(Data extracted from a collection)
☆ ☆ ☆ ☆ ☆

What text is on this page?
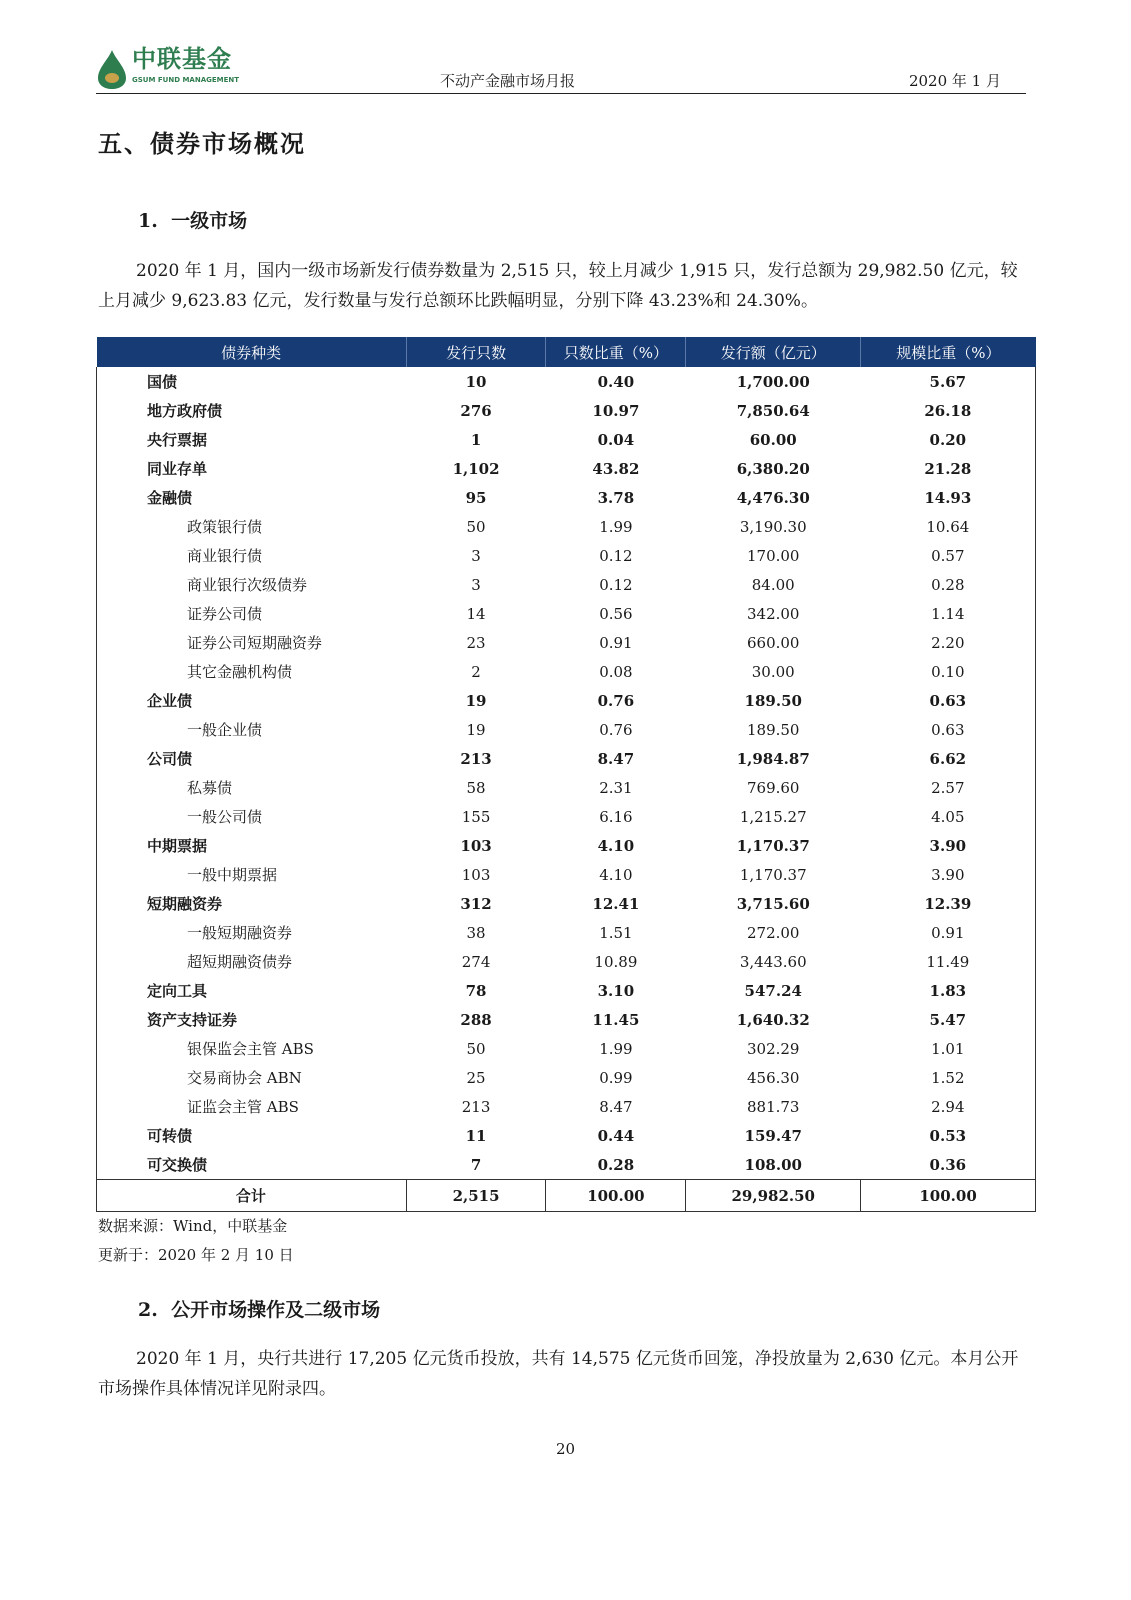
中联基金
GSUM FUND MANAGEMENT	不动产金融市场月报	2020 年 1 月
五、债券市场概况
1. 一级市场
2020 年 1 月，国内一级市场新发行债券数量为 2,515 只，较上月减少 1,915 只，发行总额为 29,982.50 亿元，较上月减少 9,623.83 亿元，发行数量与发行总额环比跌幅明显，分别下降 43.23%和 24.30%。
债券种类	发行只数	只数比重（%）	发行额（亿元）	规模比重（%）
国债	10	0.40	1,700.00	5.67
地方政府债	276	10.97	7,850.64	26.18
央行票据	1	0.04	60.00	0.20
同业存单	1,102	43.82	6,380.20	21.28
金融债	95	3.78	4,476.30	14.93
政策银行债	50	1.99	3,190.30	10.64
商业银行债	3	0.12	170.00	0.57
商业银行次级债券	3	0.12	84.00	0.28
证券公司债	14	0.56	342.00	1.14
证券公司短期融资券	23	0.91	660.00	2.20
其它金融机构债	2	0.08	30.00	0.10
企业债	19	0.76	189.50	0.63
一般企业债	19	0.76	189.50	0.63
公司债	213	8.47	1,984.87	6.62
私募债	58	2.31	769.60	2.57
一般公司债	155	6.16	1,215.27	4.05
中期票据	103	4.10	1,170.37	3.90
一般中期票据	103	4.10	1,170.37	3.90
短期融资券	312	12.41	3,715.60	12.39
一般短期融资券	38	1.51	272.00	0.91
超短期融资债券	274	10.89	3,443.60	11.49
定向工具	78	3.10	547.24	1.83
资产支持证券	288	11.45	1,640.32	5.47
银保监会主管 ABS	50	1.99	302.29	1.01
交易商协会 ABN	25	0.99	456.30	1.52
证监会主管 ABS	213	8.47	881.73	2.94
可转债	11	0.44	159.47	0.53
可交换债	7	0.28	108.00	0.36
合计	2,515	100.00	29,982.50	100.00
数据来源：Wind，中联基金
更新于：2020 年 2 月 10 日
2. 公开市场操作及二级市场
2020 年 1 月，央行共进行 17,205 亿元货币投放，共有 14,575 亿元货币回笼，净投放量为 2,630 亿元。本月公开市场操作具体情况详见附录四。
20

☆ ☆ ☆ ☆ ☆

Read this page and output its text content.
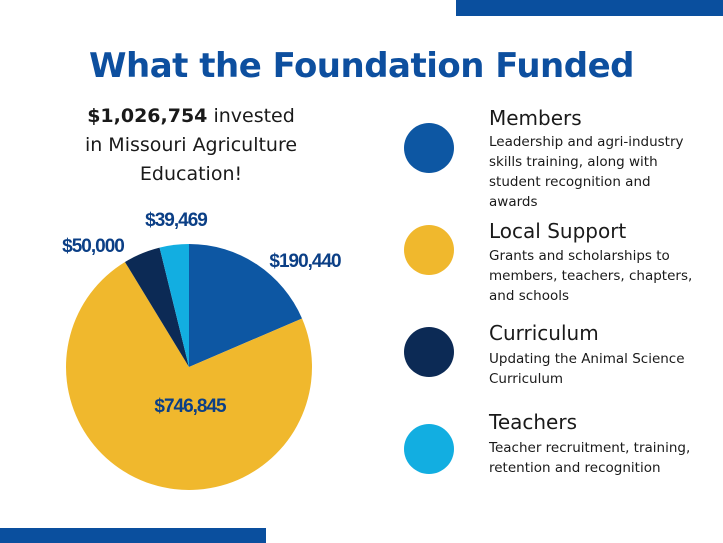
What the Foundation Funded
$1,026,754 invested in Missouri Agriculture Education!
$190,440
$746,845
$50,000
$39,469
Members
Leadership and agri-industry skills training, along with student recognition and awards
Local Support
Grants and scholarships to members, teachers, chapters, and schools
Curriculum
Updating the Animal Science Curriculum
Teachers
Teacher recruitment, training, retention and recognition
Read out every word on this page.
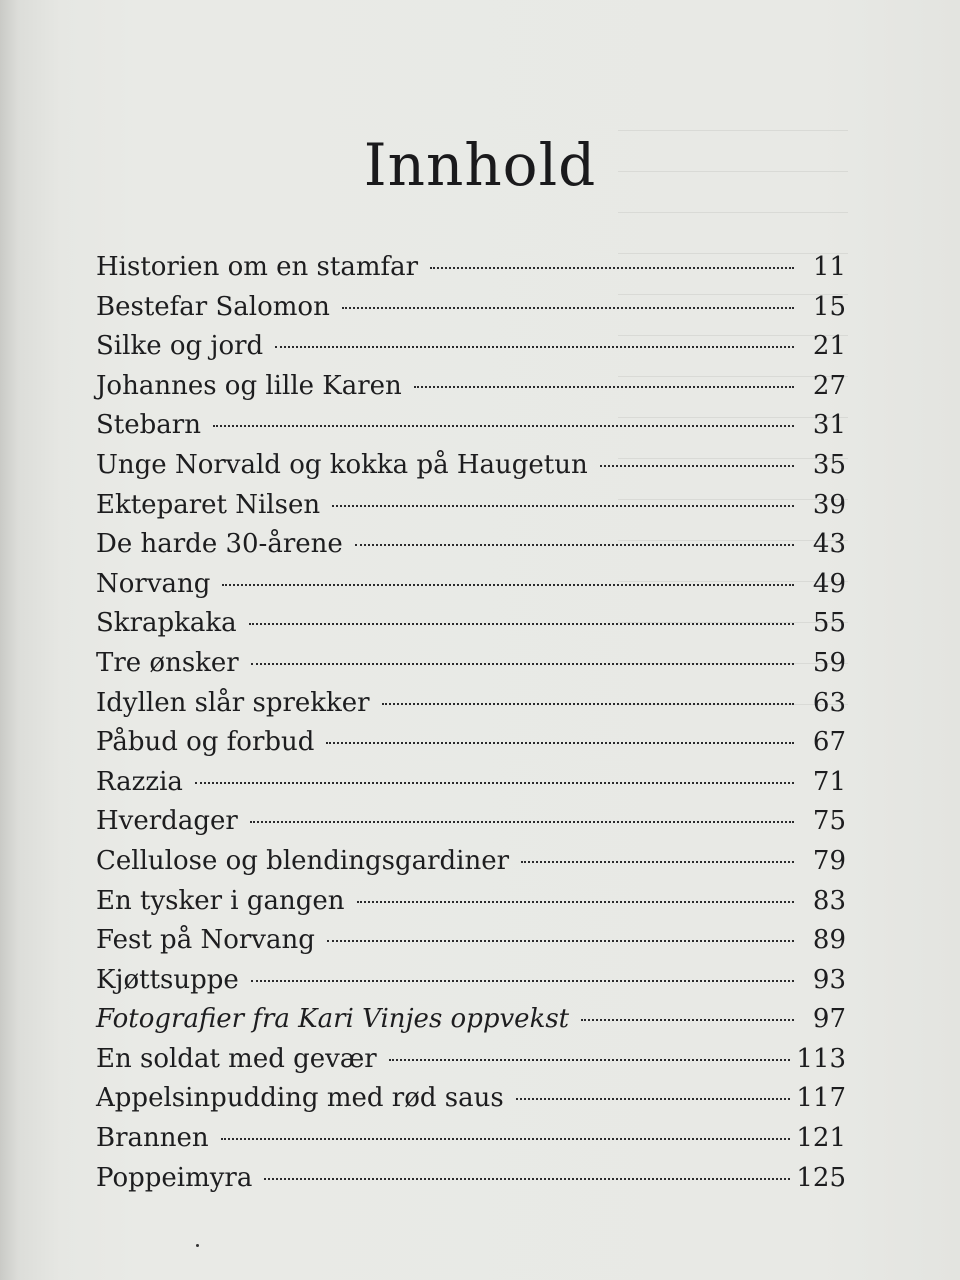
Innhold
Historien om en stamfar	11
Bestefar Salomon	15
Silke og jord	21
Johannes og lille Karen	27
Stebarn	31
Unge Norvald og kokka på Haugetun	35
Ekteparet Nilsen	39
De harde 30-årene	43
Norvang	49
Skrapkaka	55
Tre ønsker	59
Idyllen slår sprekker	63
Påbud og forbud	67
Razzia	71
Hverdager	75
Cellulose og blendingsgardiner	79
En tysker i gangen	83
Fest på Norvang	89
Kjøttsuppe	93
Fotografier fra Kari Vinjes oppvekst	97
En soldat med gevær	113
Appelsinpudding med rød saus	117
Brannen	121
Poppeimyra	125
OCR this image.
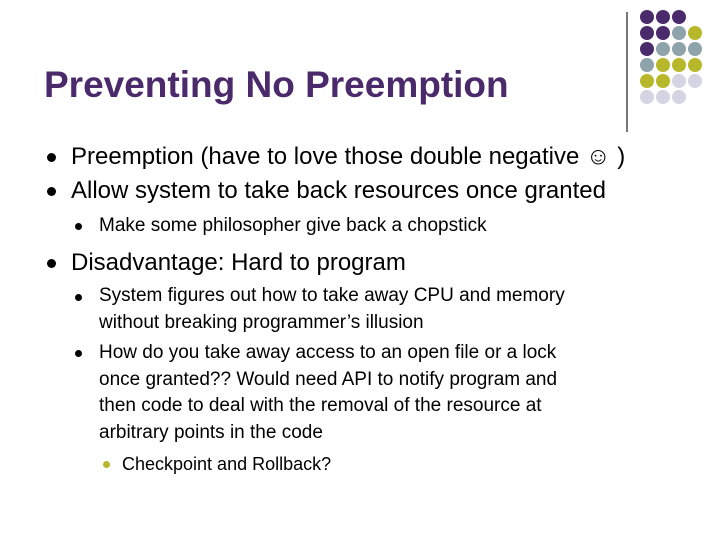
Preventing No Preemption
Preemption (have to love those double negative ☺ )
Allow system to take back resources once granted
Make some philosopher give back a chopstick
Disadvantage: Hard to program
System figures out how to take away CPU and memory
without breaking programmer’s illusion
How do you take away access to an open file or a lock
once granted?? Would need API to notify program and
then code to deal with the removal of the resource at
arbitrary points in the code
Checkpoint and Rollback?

☆ ☆ ☆ ☆ ☆

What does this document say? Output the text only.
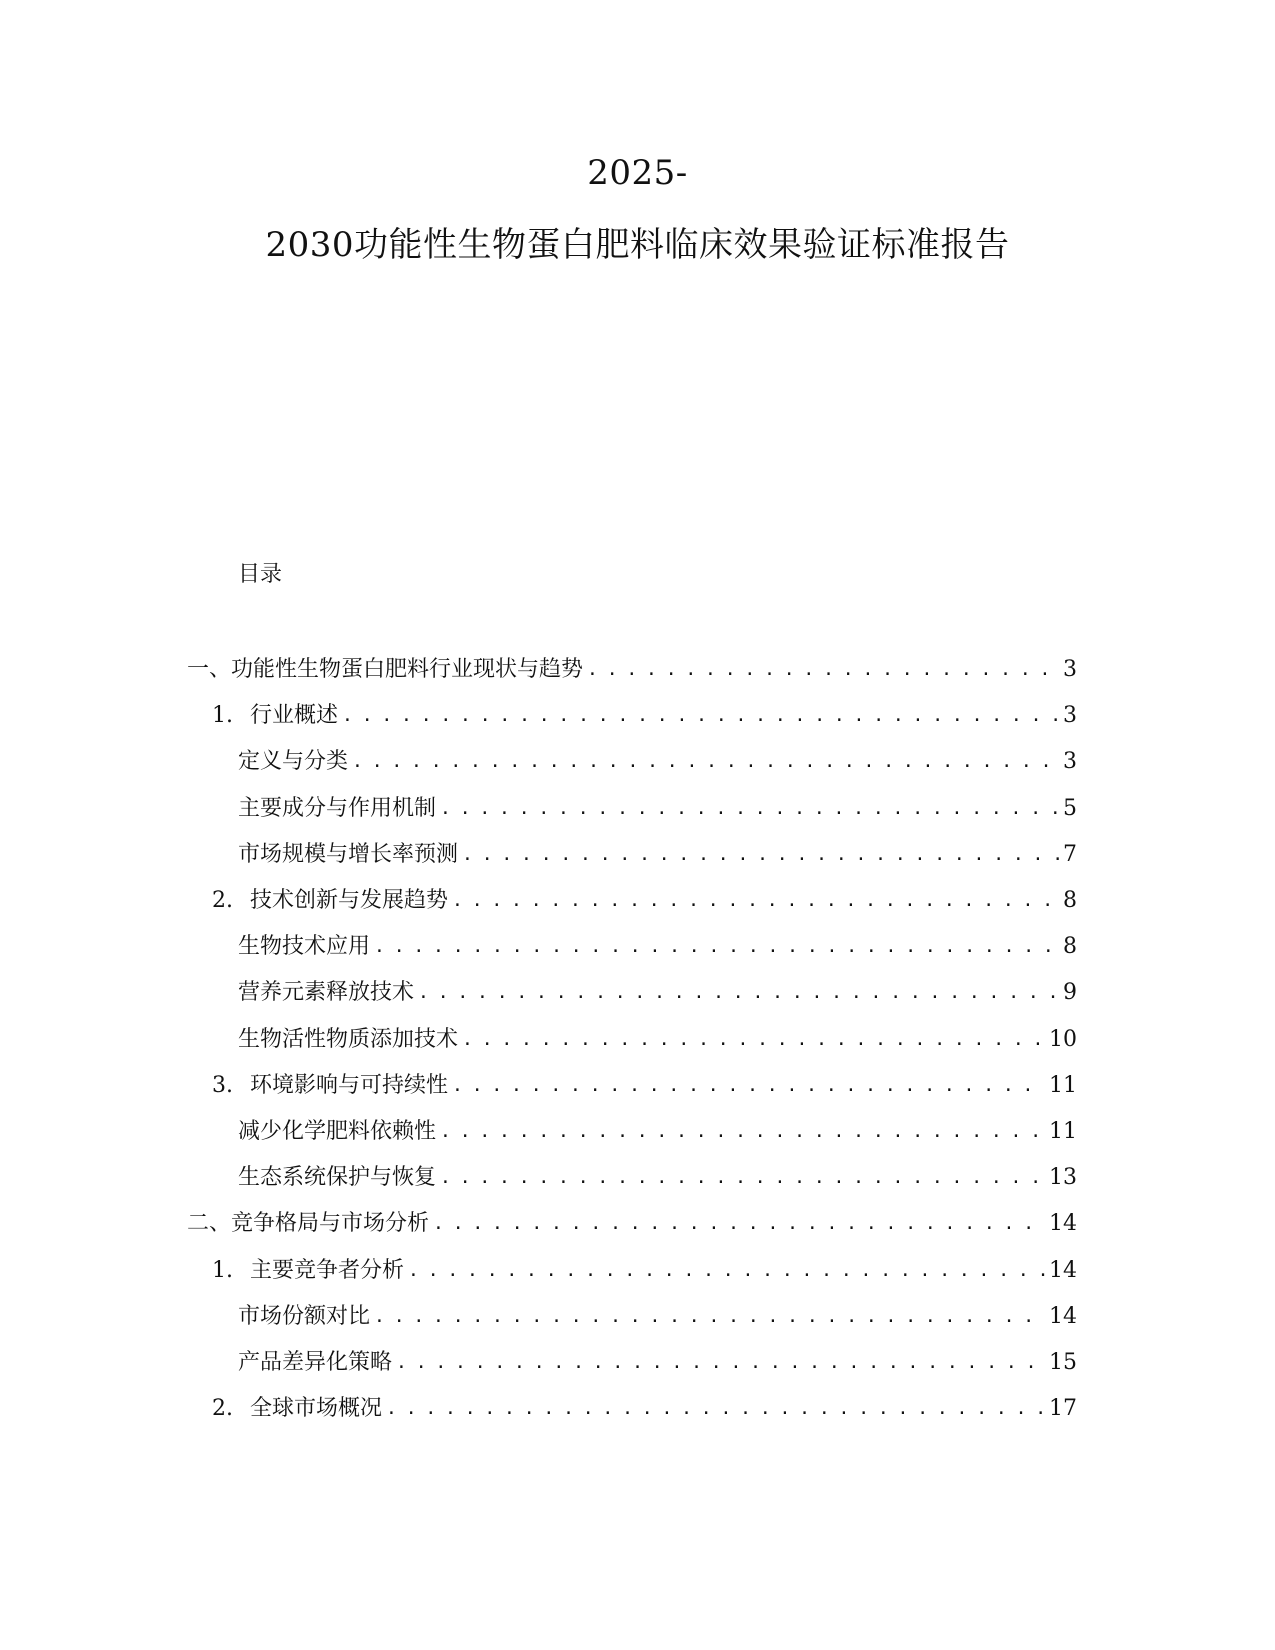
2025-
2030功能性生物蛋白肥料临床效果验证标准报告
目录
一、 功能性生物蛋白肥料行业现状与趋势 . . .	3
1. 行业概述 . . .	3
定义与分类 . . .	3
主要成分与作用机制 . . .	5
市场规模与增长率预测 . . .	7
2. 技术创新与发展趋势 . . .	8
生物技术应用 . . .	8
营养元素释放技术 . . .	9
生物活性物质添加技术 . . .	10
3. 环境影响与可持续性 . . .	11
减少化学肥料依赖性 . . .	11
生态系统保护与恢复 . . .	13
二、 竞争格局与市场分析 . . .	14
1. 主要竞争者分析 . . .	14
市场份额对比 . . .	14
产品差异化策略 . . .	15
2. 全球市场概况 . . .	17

☆ ☆ ☆ ☆ ☆

(THE PROBLEM) Lines containing the string "granted" are to be selected and copied.

(RESULT OF THIS EXERCISE)
Allow system to take back resources once granted
once granted?? Would need API to notify program and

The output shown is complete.